-- Start of Available records --

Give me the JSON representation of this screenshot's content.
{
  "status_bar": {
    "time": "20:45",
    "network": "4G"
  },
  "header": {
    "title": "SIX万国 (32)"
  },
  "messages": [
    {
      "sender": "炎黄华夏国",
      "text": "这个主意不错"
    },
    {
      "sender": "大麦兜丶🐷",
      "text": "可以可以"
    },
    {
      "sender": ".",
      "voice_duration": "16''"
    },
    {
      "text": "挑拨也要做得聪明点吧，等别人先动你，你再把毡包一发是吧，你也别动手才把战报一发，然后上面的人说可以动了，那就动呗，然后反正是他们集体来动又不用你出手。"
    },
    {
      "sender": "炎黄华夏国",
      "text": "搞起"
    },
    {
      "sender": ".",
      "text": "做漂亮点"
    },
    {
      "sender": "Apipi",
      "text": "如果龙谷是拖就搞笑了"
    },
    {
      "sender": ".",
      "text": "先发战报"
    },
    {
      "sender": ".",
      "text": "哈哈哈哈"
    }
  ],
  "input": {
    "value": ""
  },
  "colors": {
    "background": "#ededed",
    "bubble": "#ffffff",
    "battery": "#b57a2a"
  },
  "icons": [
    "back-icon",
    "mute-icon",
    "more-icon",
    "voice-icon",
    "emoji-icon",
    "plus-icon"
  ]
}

-- End of Available records --
-- Start of Available records --

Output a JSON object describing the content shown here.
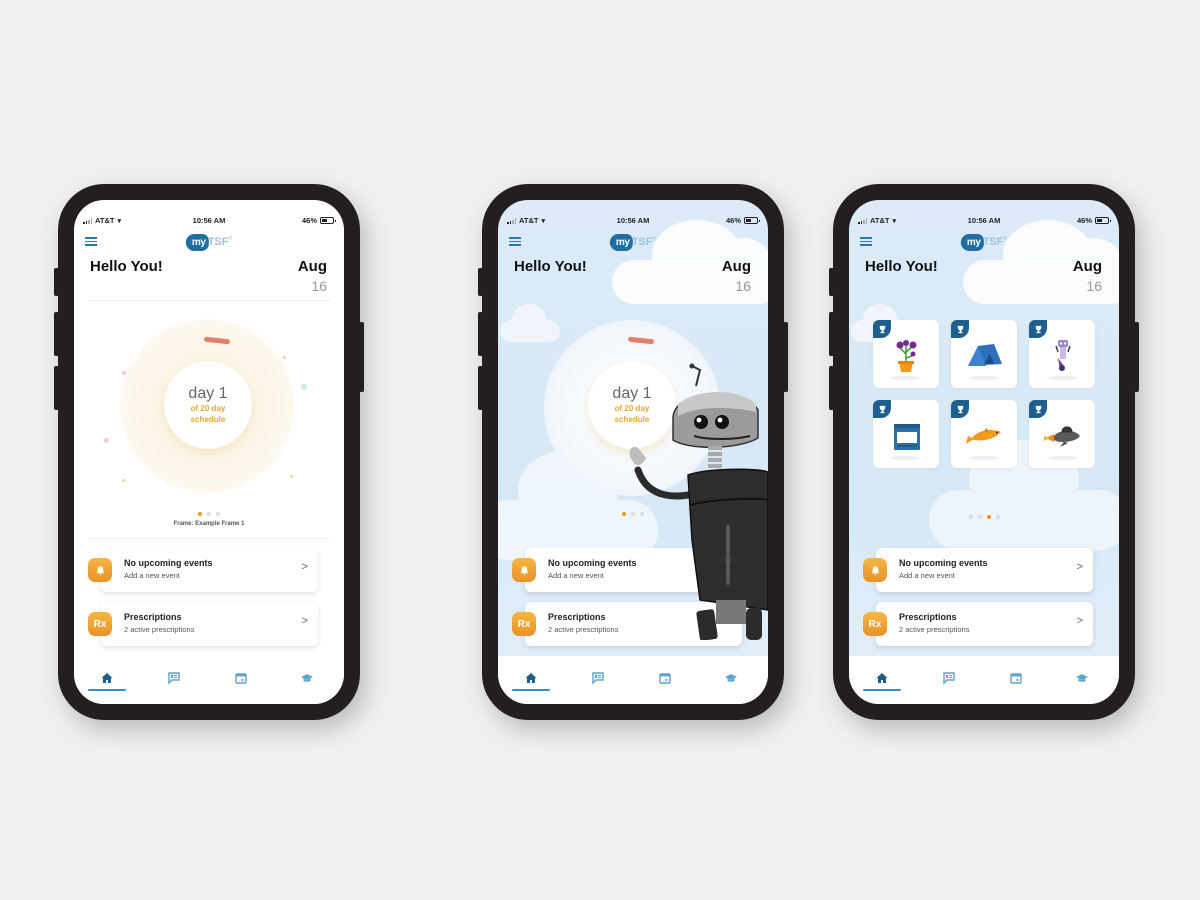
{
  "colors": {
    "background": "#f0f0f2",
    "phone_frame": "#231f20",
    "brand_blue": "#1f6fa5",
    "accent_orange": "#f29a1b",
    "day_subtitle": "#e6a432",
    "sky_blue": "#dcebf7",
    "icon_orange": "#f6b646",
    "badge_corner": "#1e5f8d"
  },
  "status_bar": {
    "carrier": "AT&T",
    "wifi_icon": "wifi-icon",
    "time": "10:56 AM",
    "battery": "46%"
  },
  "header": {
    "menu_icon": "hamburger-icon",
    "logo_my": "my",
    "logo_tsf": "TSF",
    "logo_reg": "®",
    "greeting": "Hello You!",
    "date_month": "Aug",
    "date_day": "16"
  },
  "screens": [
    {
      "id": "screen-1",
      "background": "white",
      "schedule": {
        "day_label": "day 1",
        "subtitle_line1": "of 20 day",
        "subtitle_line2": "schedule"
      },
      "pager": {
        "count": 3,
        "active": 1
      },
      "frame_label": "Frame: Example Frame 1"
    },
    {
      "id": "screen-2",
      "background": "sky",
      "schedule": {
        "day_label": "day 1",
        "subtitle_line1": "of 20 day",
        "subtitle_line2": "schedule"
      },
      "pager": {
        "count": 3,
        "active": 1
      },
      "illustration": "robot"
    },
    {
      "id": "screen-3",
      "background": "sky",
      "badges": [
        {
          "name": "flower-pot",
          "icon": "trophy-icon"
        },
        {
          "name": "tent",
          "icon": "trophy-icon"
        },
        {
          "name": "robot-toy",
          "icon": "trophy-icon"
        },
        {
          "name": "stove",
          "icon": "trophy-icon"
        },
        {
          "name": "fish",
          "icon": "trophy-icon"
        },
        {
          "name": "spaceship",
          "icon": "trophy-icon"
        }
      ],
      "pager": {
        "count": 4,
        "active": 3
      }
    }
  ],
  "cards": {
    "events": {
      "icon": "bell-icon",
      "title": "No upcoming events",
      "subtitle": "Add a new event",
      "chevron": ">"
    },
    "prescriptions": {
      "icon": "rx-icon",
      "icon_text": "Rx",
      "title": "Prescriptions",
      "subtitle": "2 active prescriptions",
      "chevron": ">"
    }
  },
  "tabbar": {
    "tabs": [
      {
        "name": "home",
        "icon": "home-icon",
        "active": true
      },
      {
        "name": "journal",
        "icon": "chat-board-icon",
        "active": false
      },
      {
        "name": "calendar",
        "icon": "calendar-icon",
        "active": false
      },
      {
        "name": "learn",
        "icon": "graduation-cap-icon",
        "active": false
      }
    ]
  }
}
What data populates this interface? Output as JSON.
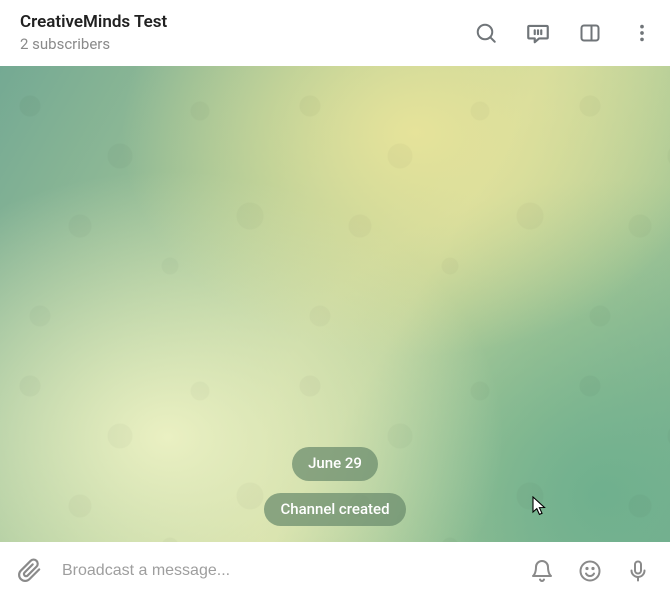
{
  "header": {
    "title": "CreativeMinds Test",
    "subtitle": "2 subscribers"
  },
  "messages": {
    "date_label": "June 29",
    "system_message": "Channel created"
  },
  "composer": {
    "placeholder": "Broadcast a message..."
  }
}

-- End of Available records --

* [Task details]:
Gather up the lines that contain the word "Output".

* [Final result]:
Output a JSON object describing the content shown here.
What data populates this interface? Output as JSON.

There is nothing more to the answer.